Task brief
Identify the lines that include the word "differences", then copy all of them.

Data for this task

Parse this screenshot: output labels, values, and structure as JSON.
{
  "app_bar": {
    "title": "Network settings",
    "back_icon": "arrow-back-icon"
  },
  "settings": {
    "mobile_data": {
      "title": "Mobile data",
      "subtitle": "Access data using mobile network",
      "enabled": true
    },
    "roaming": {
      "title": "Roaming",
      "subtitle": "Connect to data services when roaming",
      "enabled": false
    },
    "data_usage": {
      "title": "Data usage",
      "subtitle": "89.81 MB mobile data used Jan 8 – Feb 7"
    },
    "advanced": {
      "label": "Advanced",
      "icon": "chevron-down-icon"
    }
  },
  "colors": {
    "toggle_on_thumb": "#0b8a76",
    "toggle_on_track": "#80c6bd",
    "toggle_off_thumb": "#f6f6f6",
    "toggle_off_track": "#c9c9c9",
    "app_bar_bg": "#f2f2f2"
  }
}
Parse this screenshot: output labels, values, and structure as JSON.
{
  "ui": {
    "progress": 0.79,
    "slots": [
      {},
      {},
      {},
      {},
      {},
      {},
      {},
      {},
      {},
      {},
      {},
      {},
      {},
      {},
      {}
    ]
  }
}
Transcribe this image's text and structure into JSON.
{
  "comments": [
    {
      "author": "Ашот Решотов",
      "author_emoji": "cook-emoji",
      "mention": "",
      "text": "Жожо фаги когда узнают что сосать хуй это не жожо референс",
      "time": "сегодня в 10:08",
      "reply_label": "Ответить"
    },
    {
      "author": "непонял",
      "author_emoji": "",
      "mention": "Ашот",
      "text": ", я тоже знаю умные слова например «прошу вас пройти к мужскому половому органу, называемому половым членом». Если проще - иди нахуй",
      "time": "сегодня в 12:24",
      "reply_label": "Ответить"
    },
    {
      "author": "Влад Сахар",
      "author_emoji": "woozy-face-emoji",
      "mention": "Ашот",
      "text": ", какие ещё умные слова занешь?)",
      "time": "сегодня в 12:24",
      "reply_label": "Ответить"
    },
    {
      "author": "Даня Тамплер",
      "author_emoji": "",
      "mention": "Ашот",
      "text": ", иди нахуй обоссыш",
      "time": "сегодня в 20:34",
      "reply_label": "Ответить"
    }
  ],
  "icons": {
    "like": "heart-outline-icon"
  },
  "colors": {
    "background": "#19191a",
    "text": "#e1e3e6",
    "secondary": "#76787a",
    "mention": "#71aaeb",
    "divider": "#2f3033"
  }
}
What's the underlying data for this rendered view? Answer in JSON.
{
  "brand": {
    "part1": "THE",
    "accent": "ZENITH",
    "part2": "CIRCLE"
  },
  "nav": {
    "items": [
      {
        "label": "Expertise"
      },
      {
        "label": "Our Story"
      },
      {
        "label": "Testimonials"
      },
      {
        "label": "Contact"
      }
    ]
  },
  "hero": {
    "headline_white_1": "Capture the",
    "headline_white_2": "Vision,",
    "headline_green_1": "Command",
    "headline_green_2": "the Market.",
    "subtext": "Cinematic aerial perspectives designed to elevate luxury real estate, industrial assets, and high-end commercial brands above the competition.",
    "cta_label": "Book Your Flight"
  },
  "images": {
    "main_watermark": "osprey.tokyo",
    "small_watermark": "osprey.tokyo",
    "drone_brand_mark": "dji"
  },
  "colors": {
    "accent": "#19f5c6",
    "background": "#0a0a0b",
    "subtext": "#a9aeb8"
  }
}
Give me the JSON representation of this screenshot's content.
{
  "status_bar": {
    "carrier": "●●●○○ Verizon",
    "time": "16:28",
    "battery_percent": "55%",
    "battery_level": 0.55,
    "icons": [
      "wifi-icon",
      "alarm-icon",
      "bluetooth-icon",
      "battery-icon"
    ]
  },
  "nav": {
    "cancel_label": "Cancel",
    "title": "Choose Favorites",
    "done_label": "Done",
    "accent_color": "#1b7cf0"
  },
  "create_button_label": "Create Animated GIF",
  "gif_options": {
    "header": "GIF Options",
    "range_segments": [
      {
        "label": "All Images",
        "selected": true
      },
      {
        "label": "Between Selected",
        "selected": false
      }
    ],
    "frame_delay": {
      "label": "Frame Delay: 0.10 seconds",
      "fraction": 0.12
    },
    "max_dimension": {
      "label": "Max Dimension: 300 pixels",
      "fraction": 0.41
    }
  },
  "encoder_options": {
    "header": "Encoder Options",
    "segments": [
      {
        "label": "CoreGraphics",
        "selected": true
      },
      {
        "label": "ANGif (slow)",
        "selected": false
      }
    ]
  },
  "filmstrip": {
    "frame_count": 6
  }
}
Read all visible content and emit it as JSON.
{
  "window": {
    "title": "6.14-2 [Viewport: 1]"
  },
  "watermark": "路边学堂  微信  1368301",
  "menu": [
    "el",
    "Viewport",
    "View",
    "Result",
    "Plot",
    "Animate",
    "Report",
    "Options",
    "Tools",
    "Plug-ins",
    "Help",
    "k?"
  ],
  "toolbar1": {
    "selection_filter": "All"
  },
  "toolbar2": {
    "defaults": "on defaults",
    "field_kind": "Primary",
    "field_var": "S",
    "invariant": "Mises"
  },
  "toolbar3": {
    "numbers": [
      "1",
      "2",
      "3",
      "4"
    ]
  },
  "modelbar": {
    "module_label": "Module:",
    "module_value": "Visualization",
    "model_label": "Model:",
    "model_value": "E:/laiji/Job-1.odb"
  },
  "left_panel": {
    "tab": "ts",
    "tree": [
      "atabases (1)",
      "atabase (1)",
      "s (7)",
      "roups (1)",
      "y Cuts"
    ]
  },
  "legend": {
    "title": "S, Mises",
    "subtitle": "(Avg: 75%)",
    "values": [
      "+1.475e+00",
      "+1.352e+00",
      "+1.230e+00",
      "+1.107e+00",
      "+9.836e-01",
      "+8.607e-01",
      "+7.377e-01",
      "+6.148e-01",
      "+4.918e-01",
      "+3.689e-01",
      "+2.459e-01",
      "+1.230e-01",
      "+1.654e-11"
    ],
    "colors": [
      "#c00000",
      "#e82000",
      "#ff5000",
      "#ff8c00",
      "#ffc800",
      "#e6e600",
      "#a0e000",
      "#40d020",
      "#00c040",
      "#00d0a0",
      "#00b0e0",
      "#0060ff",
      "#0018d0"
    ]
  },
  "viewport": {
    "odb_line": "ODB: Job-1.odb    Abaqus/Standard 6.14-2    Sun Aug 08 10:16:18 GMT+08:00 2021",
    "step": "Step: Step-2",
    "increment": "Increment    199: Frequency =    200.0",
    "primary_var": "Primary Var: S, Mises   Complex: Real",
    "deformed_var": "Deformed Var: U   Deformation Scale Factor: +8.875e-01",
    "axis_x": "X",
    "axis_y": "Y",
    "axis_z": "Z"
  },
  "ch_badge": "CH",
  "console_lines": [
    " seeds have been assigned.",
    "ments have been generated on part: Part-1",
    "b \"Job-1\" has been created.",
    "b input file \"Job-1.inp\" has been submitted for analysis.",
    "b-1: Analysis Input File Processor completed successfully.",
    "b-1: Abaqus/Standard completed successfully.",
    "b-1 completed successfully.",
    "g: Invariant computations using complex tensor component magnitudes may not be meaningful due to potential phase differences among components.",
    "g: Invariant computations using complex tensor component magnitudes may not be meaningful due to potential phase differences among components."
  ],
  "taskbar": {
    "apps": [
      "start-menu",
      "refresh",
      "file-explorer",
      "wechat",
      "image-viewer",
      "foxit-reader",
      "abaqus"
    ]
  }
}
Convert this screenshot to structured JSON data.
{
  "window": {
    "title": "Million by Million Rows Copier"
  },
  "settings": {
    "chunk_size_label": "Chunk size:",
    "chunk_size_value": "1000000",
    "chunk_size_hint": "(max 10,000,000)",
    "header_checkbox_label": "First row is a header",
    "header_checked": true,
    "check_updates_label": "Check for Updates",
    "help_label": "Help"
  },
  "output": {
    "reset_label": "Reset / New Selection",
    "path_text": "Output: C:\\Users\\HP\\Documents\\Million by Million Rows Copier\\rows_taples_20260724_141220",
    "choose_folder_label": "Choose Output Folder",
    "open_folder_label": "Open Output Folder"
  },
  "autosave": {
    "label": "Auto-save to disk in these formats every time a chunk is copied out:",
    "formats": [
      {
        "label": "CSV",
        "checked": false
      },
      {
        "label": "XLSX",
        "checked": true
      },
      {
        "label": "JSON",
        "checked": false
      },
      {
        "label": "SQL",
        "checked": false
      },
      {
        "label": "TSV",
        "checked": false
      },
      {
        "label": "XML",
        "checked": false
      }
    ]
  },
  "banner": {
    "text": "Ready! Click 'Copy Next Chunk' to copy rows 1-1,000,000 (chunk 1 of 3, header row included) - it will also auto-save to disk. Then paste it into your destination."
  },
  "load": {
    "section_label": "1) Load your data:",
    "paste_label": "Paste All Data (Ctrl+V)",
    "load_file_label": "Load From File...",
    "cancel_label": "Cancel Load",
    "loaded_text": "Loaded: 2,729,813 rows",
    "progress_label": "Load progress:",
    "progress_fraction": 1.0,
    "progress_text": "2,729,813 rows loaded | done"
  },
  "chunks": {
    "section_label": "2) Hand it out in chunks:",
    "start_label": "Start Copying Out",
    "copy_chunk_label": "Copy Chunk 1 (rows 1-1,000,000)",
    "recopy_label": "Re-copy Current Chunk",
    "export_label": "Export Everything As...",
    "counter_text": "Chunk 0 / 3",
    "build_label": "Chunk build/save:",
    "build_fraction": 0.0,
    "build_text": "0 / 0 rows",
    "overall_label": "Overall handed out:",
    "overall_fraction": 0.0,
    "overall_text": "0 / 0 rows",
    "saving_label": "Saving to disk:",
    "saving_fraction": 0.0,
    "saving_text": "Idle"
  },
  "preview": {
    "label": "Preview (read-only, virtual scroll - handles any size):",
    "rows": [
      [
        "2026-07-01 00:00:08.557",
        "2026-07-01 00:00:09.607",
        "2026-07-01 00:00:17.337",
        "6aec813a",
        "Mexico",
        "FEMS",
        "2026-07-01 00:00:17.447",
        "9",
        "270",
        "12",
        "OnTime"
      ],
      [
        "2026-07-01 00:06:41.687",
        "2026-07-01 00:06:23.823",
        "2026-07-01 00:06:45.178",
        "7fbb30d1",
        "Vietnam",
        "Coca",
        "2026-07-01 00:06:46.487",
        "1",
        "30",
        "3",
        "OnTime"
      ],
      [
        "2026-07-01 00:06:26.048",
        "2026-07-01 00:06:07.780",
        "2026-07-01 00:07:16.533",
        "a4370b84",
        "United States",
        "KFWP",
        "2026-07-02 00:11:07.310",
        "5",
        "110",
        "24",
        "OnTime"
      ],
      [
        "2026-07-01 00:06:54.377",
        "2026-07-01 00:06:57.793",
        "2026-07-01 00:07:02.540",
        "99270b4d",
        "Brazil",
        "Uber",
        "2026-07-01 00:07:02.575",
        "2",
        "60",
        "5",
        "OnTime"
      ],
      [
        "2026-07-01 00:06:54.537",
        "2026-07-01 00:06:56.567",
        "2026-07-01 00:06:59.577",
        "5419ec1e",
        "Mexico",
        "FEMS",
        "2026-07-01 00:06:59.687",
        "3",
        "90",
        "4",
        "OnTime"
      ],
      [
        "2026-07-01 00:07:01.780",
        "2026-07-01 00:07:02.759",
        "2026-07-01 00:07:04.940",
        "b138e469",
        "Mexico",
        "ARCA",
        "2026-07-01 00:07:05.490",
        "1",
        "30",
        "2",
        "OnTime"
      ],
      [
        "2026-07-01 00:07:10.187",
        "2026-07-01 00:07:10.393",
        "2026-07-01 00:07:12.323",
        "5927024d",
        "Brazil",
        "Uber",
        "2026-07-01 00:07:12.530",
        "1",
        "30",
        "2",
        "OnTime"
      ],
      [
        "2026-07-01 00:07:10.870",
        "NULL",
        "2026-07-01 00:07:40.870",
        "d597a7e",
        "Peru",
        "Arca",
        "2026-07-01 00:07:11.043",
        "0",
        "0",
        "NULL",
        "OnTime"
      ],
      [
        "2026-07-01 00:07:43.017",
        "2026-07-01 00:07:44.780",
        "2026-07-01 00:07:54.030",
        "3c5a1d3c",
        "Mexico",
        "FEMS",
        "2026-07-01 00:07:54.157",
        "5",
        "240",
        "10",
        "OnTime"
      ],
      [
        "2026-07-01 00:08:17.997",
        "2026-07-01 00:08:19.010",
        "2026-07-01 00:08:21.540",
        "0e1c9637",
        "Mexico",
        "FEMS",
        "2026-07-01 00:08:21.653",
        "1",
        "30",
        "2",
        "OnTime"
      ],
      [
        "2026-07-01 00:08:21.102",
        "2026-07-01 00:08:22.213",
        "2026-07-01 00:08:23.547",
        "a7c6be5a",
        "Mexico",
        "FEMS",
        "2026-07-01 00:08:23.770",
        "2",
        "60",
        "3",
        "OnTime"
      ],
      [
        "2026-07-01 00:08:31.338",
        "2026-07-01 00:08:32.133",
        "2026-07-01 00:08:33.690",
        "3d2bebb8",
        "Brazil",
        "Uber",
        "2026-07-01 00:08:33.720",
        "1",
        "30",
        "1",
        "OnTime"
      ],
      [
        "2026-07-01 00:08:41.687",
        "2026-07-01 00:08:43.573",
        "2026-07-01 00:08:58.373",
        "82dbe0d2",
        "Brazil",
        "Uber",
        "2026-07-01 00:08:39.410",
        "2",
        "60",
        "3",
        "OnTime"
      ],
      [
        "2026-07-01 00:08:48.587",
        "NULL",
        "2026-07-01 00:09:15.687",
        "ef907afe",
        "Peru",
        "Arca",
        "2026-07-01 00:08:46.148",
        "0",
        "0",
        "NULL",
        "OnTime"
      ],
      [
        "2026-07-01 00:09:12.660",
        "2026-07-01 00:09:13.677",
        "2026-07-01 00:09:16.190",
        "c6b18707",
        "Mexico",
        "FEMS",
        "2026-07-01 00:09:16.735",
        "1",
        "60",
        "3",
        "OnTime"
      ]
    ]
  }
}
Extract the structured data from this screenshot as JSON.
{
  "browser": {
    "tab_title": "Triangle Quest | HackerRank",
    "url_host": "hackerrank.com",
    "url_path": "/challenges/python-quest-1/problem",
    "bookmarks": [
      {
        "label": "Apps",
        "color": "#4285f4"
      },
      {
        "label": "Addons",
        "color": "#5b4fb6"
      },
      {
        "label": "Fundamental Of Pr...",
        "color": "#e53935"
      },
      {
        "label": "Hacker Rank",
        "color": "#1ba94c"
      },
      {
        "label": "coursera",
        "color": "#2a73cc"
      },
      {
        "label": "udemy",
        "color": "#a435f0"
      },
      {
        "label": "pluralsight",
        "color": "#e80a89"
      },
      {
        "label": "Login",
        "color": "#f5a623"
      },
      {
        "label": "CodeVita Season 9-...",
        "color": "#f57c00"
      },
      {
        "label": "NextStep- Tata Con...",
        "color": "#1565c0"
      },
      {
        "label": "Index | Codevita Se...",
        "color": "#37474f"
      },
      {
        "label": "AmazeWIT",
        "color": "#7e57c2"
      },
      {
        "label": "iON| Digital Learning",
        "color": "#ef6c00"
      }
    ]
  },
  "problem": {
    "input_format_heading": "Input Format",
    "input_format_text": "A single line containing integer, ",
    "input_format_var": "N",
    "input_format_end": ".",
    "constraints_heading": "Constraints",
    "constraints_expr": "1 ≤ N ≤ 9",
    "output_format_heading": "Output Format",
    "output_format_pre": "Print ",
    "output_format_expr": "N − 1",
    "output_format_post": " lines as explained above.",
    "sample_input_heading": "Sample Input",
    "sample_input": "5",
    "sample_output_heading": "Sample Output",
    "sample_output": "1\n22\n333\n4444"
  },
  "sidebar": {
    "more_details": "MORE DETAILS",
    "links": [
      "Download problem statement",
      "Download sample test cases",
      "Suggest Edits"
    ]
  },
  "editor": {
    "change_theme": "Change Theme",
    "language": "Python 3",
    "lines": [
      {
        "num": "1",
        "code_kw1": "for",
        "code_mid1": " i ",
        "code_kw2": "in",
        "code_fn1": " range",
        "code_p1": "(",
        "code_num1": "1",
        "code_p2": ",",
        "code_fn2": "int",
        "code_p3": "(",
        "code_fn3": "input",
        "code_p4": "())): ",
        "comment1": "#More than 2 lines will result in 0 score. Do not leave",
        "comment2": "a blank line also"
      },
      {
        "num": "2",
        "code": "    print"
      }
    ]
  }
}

Answer for the task
    "g: Invariant computations using complex tensor component magnitudes may not be meaningful due to potential phase differences among components.",
    "g: Invariant computations using complex tensor component magnitudes may not be meaningful due to potential phase differences among components."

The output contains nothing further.